Only the lines from the one with "OCR this image." through the final line should be given again, exactly as they appear, minus the pictures.

▬▬▬▬▬▬

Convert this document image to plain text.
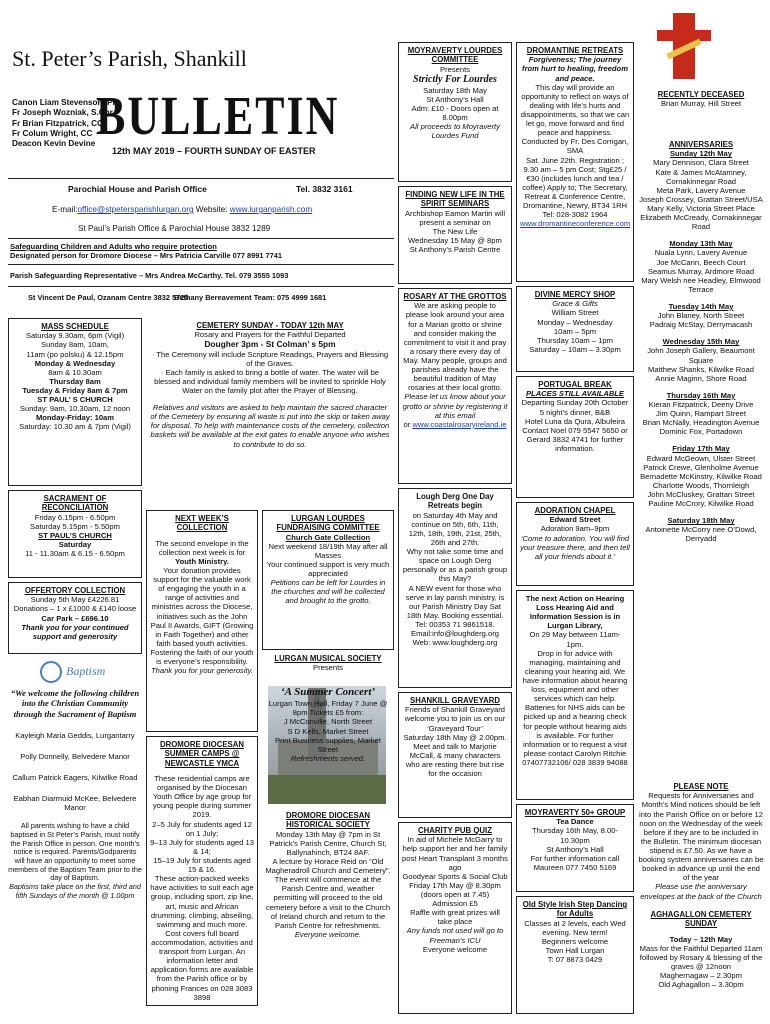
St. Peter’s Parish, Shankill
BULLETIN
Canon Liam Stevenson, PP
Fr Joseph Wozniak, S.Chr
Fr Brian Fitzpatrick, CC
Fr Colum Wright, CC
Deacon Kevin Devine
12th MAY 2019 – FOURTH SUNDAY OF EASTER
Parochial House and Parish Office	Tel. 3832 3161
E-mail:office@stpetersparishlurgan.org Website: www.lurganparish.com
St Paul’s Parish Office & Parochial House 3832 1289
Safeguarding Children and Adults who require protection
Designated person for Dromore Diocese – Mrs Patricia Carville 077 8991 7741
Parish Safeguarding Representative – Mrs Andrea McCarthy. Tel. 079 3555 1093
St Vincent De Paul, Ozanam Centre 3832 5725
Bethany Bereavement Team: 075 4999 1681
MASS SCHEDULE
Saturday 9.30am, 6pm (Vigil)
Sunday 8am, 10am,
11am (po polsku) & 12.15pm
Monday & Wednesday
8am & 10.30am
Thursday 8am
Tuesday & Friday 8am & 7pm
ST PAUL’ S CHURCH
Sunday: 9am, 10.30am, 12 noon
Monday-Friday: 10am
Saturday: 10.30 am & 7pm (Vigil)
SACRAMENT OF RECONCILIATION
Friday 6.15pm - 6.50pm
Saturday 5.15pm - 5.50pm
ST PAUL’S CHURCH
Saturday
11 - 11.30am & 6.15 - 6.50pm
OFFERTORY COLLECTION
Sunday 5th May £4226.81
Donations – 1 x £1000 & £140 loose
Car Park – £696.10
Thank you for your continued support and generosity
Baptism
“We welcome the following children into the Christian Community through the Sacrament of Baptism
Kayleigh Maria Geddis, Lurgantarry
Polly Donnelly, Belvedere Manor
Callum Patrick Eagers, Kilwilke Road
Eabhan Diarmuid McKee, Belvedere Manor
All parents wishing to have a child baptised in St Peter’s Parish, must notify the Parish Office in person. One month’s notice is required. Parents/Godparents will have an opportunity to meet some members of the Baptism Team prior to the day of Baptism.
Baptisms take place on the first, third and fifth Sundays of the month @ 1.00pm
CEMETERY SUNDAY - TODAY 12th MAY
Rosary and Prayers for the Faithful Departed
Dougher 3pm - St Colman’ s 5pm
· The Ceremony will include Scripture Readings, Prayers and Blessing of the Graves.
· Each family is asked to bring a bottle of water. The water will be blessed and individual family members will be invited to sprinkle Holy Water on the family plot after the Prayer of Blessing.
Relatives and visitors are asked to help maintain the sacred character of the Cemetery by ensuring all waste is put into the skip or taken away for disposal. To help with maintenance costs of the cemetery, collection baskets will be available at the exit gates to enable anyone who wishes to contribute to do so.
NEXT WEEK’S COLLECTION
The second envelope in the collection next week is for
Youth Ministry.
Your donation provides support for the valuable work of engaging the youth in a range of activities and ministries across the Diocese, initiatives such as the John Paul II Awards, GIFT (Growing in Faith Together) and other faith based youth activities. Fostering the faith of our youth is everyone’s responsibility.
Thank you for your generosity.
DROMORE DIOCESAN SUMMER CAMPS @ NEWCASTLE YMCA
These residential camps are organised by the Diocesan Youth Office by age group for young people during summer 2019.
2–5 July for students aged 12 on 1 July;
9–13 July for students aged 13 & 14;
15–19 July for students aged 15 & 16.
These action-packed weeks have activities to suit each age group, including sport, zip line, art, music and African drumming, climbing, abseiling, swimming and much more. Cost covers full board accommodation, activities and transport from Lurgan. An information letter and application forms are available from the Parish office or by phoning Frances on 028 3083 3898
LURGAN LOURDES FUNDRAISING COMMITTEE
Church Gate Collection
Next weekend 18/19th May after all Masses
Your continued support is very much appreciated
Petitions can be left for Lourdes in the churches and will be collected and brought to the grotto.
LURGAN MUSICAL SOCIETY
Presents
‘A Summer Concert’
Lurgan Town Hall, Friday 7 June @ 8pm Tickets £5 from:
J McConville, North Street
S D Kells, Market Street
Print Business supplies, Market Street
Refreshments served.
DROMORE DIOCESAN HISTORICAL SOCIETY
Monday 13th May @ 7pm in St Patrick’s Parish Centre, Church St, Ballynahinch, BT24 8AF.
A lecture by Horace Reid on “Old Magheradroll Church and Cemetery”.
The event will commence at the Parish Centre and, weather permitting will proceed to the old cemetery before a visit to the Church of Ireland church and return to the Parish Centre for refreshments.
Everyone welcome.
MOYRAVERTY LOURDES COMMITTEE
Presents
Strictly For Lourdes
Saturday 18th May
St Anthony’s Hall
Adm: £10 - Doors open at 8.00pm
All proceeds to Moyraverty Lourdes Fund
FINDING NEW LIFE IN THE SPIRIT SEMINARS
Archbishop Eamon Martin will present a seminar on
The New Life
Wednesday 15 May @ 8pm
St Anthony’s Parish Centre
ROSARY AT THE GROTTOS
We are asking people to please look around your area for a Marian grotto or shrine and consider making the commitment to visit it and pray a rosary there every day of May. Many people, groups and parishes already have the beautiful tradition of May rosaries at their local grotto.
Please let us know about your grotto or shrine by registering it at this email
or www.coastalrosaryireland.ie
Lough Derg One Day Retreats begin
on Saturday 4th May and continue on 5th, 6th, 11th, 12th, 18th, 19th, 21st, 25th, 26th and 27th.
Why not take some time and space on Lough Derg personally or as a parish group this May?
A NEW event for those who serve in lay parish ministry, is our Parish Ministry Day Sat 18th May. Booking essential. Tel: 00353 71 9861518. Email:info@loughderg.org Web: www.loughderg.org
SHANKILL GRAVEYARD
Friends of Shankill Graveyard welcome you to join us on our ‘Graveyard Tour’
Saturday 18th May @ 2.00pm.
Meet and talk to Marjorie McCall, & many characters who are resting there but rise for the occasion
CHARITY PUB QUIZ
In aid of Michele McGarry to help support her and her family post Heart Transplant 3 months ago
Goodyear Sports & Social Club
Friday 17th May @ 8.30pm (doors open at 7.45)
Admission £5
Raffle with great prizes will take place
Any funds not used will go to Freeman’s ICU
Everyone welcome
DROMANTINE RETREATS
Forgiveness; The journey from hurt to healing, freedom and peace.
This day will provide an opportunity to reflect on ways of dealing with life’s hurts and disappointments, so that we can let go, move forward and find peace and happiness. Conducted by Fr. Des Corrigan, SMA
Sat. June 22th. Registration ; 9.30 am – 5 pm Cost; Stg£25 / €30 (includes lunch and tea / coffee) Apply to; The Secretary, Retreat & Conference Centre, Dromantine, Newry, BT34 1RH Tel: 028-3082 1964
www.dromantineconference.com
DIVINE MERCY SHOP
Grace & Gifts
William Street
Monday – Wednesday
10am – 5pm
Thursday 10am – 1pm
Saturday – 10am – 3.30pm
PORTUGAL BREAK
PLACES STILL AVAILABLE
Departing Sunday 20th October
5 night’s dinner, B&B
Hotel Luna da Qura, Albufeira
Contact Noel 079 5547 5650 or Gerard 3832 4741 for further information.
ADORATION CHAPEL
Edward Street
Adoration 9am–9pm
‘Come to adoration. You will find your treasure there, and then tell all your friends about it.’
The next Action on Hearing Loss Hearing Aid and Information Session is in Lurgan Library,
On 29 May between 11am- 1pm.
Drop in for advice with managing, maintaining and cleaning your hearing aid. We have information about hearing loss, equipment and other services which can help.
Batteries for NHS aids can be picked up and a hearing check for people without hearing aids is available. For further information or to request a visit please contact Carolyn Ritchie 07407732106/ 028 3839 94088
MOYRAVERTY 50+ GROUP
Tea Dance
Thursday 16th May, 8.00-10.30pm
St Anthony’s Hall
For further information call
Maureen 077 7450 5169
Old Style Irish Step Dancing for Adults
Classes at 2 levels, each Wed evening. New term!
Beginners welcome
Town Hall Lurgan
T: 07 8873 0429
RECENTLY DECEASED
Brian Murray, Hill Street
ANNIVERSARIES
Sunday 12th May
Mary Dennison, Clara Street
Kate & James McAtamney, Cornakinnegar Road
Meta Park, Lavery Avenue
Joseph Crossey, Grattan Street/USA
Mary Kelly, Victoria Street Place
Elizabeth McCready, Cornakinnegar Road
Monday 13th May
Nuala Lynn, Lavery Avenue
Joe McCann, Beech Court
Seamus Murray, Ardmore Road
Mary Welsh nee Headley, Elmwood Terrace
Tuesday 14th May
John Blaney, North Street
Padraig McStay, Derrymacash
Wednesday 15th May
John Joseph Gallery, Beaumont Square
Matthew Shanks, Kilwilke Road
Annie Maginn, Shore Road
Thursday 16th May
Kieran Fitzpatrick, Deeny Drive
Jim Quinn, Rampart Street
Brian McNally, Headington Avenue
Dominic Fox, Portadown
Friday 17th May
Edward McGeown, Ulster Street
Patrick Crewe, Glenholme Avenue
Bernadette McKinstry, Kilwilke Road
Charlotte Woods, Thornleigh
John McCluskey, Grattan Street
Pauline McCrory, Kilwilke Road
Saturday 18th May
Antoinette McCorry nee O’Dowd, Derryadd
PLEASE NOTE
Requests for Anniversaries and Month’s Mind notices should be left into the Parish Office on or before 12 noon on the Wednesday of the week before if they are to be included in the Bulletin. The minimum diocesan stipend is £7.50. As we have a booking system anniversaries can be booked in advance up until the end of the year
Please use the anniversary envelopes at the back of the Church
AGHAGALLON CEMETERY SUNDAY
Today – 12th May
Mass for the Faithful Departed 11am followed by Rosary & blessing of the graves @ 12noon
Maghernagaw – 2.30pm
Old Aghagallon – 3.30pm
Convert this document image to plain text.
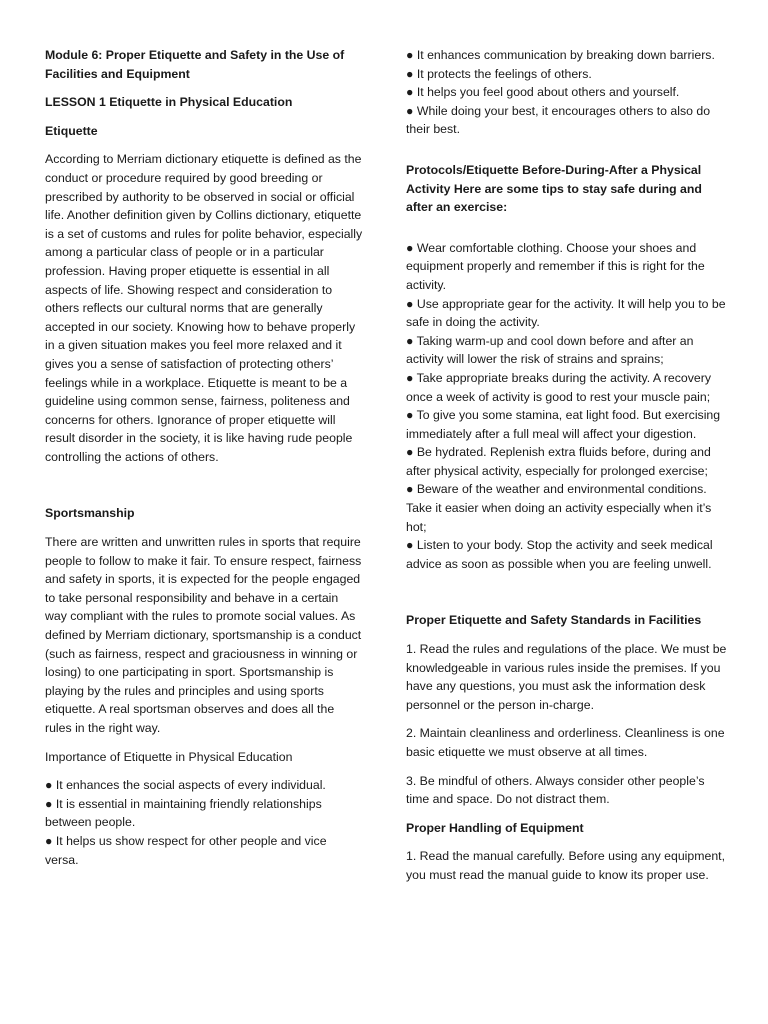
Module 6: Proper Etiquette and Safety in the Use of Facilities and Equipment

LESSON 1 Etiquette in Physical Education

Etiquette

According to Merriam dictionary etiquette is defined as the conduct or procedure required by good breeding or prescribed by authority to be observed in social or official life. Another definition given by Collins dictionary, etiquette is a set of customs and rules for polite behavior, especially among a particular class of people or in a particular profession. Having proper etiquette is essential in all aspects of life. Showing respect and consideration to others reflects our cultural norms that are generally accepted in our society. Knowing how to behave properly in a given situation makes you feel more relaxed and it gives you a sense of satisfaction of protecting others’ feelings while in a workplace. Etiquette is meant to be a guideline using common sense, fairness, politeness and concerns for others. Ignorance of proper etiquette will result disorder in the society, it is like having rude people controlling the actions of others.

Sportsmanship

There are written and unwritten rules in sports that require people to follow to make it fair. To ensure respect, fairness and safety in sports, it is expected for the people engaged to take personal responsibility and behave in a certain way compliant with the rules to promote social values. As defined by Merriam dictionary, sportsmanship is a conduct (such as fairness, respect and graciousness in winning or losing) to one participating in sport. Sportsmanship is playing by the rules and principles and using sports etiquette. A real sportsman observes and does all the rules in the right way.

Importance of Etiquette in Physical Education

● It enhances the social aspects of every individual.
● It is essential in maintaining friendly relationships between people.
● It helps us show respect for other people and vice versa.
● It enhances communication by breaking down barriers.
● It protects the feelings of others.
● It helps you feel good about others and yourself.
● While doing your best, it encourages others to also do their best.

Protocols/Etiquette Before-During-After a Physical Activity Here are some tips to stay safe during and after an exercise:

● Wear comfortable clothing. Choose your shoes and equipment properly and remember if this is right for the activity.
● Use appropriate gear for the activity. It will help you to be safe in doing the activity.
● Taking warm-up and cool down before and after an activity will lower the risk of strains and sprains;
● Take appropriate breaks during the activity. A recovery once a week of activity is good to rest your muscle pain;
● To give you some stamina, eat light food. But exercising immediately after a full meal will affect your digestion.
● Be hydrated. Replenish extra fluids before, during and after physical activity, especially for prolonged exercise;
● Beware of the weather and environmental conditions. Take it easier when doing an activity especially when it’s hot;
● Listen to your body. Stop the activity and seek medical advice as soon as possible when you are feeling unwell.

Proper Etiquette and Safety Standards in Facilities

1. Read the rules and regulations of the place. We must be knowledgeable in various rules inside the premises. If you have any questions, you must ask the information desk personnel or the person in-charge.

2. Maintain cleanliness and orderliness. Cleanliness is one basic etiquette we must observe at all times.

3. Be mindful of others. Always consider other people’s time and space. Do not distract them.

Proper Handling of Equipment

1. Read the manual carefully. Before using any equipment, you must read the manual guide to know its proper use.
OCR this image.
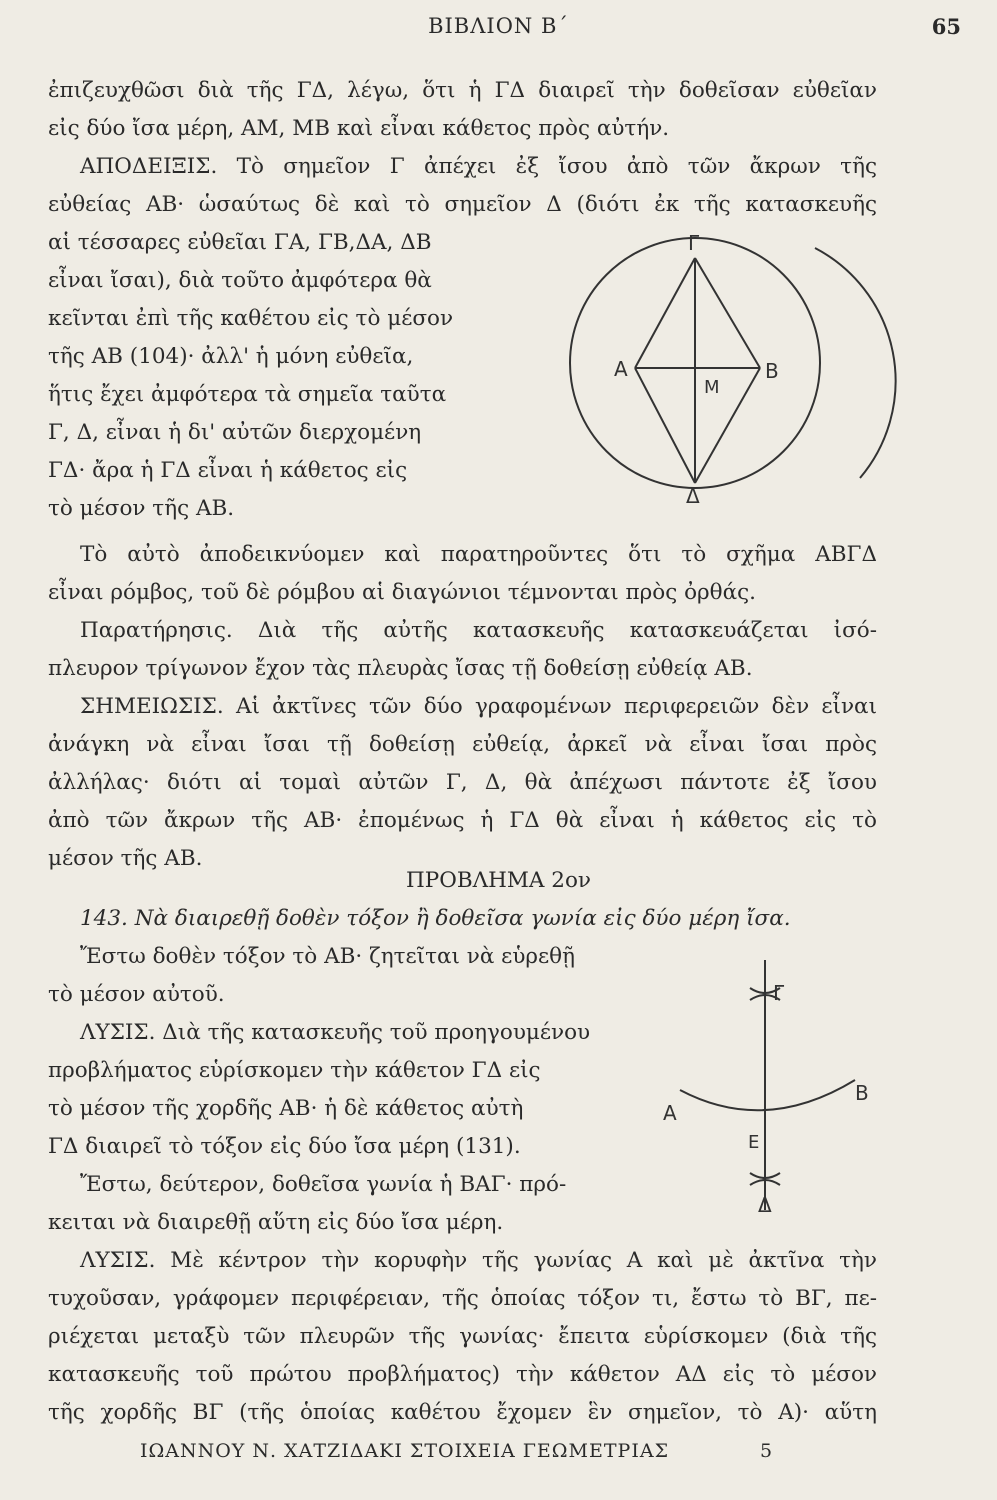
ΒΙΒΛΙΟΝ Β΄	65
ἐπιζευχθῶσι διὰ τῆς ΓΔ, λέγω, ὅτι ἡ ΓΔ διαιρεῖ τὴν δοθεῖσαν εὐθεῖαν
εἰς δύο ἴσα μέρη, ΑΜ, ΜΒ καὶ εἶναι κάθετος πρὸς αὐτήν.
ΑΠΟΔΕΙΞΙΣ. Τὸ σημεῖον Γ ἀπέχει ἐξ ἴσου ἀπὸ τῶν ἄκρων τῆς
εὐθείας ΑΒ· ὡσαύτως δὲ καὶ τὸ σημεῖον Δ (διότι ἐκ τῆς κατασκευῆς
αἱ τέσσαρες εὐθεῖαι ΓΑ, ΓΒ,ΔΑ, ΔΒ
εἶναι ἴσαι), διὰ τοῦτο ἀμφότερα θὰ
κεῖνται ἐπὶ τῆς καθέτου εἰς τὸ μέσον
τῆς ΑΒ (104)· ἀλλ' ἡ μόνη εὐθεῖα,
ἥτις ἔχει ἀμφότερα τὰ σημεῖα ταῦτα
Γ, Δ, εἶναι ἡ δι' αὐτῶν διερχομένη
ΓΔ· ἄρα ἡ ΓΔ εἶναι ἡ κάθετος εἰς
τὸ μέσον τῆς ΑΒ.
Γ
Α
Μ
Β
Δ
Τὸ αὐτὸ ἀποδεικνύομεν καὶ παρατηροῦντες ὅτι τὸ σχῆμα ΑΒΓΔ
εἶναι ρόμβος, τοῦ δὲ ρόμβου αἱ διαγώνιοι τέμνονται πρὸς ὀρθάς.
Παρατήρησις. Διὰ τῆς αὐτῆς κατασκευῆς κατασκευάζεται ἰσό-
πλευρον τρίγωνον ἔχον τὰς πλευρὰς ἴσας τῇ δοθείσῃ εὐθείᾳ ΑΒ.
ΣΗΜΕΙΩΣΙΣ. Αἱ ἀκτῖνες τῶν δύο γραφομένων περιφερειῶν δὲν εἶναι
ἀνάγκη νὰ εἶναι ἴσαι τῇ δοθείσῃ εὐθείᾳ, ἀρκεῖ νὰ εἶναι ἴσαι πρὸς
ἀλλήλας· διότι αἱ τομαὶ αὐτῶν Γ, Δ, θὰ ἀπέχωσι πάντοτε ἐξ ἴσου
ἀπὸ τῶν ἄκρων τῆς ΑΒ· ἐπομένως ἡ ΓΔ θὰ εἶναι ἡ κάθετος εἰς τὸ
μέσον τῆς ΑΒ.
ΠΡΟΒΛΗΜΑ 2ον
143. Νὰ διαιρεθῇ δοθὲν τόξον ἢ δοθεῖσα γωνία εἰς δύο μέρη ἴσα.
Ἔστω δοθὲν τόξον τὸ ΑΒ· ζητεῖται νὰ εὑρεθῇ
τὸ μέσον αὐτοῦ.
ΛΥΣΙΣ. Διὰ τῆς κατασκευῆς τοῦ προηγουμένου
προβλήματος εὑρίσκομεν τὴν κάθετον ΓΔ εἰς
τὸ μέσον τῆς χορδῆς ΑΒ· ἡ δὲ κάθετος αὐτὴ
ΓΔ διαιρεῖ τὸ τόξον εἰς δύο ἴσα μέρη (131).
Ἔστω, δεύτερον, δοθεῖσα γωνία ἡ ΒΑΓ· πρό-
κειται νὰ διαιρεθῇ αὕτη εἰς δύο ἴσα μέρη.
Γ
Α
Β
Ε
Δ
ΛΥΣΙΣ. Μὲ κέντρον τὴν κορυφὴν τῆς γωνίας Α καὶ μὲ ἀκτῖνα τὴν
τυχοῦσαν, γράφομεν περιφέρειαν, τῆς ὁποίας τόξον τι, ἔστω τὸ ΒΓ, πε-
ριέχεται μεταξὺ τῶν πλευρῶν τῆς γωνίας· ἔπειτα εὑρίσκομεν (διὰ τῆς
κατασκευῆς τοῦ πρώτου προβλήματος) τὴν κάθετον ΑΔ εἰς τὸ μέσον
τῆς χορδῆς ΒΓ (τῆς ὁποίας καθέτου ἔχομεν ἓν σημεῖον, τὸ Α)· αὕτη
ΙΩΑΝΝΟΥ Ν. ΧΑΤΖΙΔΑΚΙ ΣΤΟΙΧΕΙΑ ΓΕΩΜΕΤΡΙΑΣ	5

▬▬▬▬▬▬

- **Reply to the exercise**
OCR this image.
ΒΙΒΛΙΟΝ Β΄	65
ἐπιζευχθῶσι διὰ τῆς ΓΔ, λέγω, ὅτι ἡ ΓΔ διαιρεῖ τὴν δοθεῖσαν εὐθεῖαν
εἰς δύο ἴσα μέρη, ΑΜ, ΜΒ καὶ εἶναι κάθετος πρὸς αὐτήν.
ΑΠΟΔΕΙΞΙΣ. Τὸ σημεῖον Γ ἀπέχει ἐξ ἴσου ἀπὸ τῶν ἄκρων τῆς
εὐθείας ΑΒ· ὡσαύτως δὲ καὶ τὸ σημεῖον Δ (διότι ἐκ τῆς κατασκευῆς
αἱ τέσσαρες εὐθεῖαι ΓΑ, ΓΒ,ΔΑ, ΔΒ
εἶναι ἴσαι), διὰ τοῦτο ἀμφότερα θὰ
κεῖνται ἐπὶ τῆς καθέτου εἰς τὸ μέσον
τῆς ΑΒ (104)· ἀλλ' ἡ μόνη εὐθεῖα,
ἥτις ἔχει ἀμφότερα τὰ σημεῖα ταῦτα
Γ, Δ, εἶναι ἡ δι' αὐτῶν διερχομένη
ΓΔ· ἄρα ἡ ΓΔ εἶναι ἡ κάθετος εἰς
τὸ μέσον τῆς ΑΒ.
Γ
Α
Μ
Β
Δ
Τὸ αὐτὸ ἀποδεικνύομεν καὶ παρατηροῦντες ὅτι τὸ σχῆμα ΑΒΓΔ
εἶναι ρόμβος, τοῦ δὲ ρόμβου αἱ διαγώνιοι τέμνονται πρὸς ὀρθάς.
Παρατήρησις. Διὰ τῆς αὐτῆς κατασκευῆς κατασκευάζεται ἰσό-
πλευρον τρίγωνον ἔχον τὰς πλευρὰς ἴσας τῇ δοθείσῃ εὐθείᾳ ΑΒ.
ΣΗΜΕΙΩΣΙΣ. Αἱ ἀκτῖνες τῶν δύο γραφομένων περιφερειῶν δὲν εἶναι
ἀνάγκη νὰ εἶναι ἴσαι τῇ δοθείσῃ εὐθείᾳ, ἀρκεῖ νὰ εἶναι ἴσαι πρὸς
ἀλλήλας· διότι αἱ τομαὶ αὐτῶν Γ, Δ, θὰ ἀπέχωσι πάντοτε ἐξ ἴσου
ἀπὸ τῶν ἄκρων τῆς ΑΒ· ἐπομένως ἡ ΓΔ θὰ εἶναι ἡ κάθετος εἰς τὸ
μέσον τῆς ΑΒ.
ΠΡΟΒΛΗΜΑ 2ον
143. Νὰ διαιρεθῇ δοθὲν τόξον ἢ δοθεῖσα γωνία εἰς δύο μέρη ἴσα.
Ἔστω δοθὲν τόξον τὸ ΑΒ· ζητεῖται νὰ εὑρεθῇ
τὸ μέσον αὐτοῦ.
ΛΥΣΙΣ. Διὰ τῆς κατασκευῆς τοῦ προηγουμένου
προβλήματος εὑρίσκομεν τὴν κάθετον ΓΔ εἰς
τὸ μέσον τῆς χορδῆς ΑΒ· ἡ δὲ κάθετος αὐτὴ
ΓΔ διαιρεῖ τὸ τόξον εἰς δύο ἴσα μέρη (131).
Ἔστω, δεύτερον, δοθεῖσα γωνία ἡ ΒΑΓ· πρό-
κειται νὰ διαιρεθῇ αὕτη εἰς δύο ἴσα μέρη.
Γ
Α
Β
Ε
Δ
ΛΥΣΙΣ. Μὲ κέντρον τὴν κορυφὴν τῆς γωνίας Α καὶ μὲ ἀκτῖνα τὴν
τυχοῦσαν, γράφομεν περιφέρειαν, τῆς ὁποίας τόξον τι, ἔστω τὸ ΒΓ, πε-
ριέχεται μεταξὺ τῶν πλευρῶν τῆς γωνίας· ἔπειτα εὑρίσκομεν (διὰ τῆς
κατασκευῆς τοῦ πρώτου προβλήματος) τὴν κάθετον ΑΔ εἰς τὸ μέσον
τῆς χορδῆς ΒΓ (τῆς ὁποίας καθέτου ἔχομεν ἓν σημεῖον, τὸ Α)· αὕτη
ΙΩΑΝΝΟΥ Ν. ΧΑΤΖΙΔΑΚΙ ΣΤΟΙΧΕΙΑ ΓΕΩΜΕΤΡΙΑΣ	5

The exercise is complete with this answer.